▶ [Task prompt] Condense the paragraph of the passage on breast milk synthesis that begins "Thomas Hale presented some" into a brief bulleted list that keeps its main facts.

▶ [Document extract]
Also, I must spend too much time on subways where my brain races into high gear with nothing to
occupy it. So, in one of those long subway rides I started to rethink my interpretation of Kathy
Dettwyler's prior comments on the potential influence of sleep trained babies on the high end of
the spectrum. because of a recent talk by Thomas Hale.
Thomas Hale presented some (I think) unpublished data from Australia on rates of milk synthesis
being constant throughout the day and unrelated to prolactin levels once prolactin is above a
certain baseline level. Mothers pumped 1x/hour. I can't remember if they did this for a full 24
hours or maybe a more kindly 12 hours. Once the backlog of stored milk was cleared the rate of
synthesis was constant at an average rate of about 32 to 37 ml/hour. Time of day did not matter.
The conclusion was that milk synthesis is a constant and that variations in intake of infants is
merely due to the fact that they eat at different rates and frequencies so that the amount stored
between feedings varies. The larger volumes typically seen in the morning is merely due to the
fact that infants typically go slightly longer between feeds at night. And if I got his gist properly,
others who have a larger milk storage capacity are able to store milk for longer periods without
experiencing the cell die-off that would reduce their production capacity than women with a lower
milk storage capacity.

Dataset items
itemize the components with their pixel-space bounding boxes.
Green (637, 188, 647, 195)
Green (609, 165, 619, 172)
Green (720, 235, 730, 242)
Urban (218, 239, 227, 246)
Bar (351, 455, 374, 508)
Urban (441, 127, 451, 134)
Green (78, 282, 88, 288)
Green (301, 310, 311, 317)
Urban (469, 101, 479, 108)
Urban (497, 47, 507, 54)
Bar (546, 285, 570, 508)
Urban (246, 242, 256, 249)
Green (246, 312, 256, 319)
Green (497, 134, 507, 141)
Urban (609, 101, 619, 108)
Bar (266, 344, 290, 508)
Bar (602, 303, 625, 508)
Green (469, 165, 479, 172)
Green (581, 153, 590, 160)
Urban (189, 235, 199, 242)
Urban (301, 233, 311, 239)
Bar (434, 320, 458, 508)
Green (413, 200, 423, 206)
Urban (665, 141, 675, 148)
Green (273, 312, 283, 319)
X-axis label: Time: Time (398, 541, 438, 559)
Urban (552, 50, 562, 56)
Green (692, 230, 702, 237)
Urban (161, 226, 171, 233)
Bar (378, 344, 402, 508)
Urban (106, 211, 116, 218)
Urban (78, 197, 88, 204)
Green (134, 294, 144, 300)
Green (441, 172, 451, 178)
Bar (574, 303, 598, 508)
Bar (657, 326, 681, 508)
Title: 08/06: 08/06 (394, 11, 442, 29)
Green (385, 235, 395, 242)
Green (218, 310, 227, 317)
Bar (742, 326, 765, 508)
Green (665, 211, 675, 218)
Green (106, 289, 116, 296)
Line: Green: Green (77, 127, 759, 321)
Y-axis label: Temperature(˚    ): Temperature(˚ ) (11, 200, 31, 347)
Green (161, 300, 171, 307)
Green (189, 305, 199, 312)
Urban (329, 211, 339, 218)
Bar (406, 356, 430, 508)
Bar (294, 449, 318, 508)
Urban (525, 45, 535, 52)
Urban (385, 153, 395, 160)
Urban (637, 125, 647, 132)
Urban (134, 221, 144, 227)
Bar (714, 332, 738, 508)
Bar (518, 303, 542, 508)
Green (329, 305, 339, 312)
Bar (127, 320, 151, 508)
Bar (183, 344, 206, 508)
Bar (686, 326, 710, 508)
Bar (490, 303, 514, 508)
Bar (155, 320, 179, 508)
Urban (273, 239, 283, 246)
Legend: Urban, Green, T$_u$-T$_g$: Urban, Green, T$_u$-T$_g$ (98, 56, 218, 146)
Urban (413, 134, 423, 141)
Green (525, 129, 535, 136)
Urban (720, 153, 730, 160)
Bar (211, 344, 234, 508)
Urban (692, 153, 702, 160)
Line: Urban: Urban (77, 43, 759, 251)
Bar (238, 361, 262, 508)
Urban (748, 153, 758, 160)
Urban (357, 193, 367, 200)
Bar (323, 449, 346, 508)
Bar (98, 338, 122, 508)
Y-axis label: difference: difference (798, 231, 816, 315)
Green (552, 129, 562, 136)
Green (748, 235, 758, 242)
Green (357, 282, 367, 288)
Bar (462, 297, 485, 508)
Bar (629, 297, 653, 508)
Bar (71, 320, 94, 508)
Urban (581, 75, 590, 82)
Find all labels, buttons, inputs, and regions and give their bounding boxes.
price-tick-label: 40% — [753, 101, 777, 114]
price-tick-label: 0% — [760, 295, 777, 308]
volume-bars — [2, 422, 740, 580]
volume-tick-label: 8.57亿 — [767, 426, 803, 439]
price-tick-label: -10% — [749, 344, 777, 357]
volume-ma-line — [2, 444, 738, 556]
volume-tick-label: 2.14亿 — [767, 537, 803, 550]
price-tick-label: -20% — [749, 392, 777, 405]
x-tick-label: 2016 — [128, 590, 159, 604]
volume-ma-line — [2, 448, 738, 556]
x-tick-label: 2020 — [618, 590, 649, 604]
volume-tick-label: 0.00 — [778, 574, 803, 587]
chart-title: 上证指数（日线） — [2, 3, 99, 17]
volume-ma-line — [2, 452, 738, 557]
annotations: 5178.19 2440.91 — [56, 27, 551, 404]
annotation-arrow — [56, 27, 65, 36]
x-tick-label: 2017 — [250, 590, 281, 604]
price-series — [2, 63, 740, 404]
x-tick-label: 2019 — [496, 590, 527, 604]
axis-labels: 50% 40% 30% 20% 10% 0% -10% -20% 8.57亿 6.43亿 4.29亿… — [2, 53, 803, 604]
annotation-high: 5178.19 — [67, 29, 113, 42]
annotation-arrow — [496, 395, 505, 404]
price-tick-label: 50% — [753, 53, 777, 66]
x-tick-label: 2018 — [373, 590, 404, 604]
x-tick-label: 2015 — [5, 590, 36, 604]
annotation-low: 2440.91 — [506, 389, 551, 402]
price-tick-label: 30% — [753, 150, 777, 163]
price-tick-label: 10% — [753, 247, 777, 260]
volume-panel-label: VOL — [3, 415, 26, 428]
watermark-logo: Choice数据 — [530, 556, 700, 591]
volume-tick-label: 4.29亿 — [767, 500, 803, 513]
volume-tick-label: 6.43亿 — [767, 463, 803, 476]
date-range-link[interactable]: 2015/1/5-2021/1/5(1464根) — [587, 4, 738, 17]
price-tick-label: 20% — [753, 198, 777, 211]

▶ [Exercise solution]
- Thomas Hale presented data from Australia, possibly unpublished, on milk synthesis.
- Mothers pumped once an hour, for either 24 or 12 hours.
- Once stored milk was cleared, synthesis stayed constant at an average of about 32 to 37 ml per hour, regardless of time of day.
- Synthesis was unrelated to prolactin levels once prolactin was above a certain baseline.
- The conclusion was that synthesis is constant. Infant intake varies only because infants feed at different rates and frequencies, which changes how much milk is stored between feedings.
- Larger morning volumes occur because infants usually go slightly longer between feeds at night.
- As the writer understood it, women with larger milk storage capacity can store milk longer without the cell die-off that would reduce production.